_What is required_
Filter the data for lines with the word "test", then copy every line so identified.

[Records about charts and figures]
______________________________
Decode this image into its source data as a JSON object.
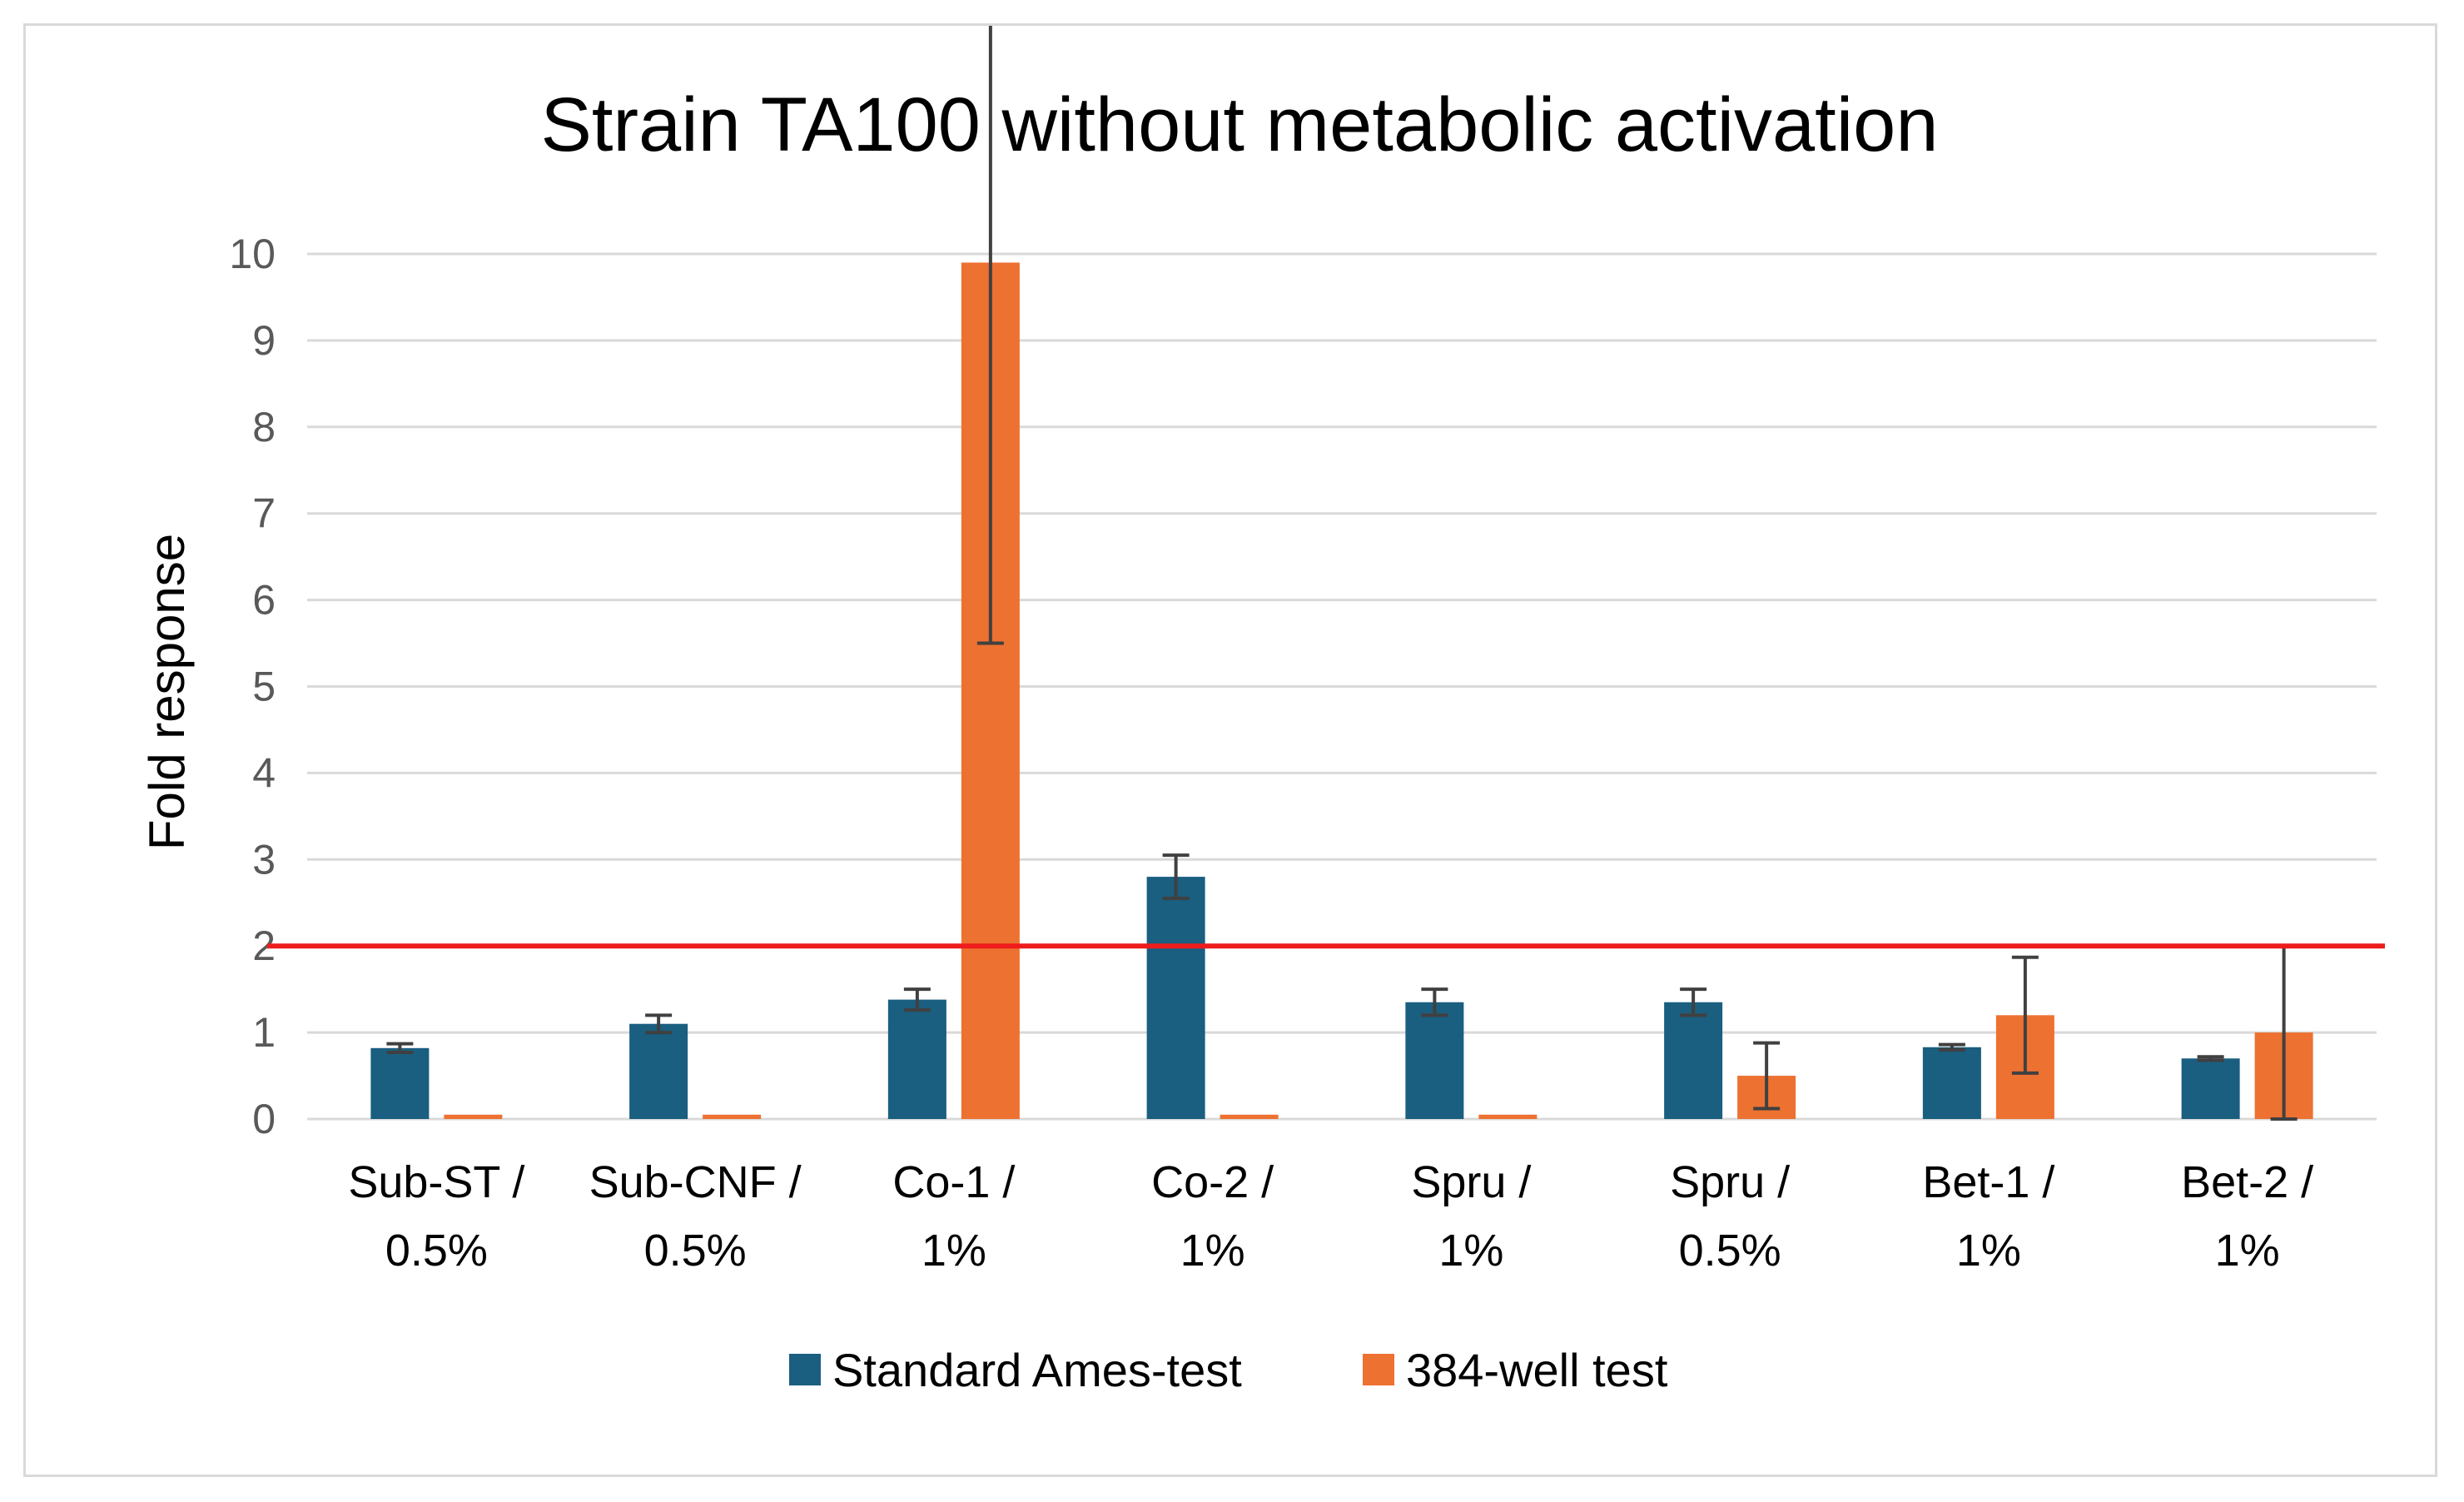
{
  "chart_data": {
    "type": "bar",
    "title": "Strain TA100 without metabolic activation",
    "xlabel": "",
    "ylabel": "Fold response",
    "ylim": [
      0,
      10
    ],
    "yticks": [
      0,
      1,
      2,
      3,
      4,
      5,
      6,
      7,
      8,
      9,
      10
    ],
    "grid": true,
    "legend_position": "bottom",
    "categories": [
      [
        "Sub-ST /",
        "0.5%"
      ],
      [
        "Sub-CNF /",
        "0.5%"
      ],
      [
        "Co-1 /",
        "1%"
      ],
      [
        "Co-2 /",
        "1%"
      ],
      [
        "Spru /",
        "1%"
      ],
      [
        "Spru /",
        "0.5%"
      ],
      [
        "Bet-1 /",
        "1%"
      ],
      [
        "Bet-2 /",
        "1%"
      ]
    ],
    "series": [
      {
        "name": "Standard Ames-test",
        "color": "#1a5e80",
        "values": [
          0.82,
          1.1,
          1.38,
          2.8,
          1.35,
          1.35,
          0.83,
          0.7
        ],
        "errors": [
          0.05,
          0.1,
          0.12,
          0.25,
          0.15,
          0.15,
          0.03,
          0.02
        ]
      },
      {
        "name": "384-well test",
        "color": "#ed7131",
        "values": [
          0.05,
          0.05,
          9.9,
          0.05,
          0.05,
          0.5,
          1.2,
          1.0
        ],
        "errors": [
          0,
          0,
          4.4,
          0,
          0,
          0.38,
          0.67,
          1.0
        ]
      }
    ],
    "threshold": {
      "value": 2,
      "color": "#ee1c1c"
    },
    "grid_color": "#d9d9d9",
    "errorbar_color": "#404040"
  }
}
______________________________
_Solution_
        "name": "Standard Ames-test",
        "name": "384-well test",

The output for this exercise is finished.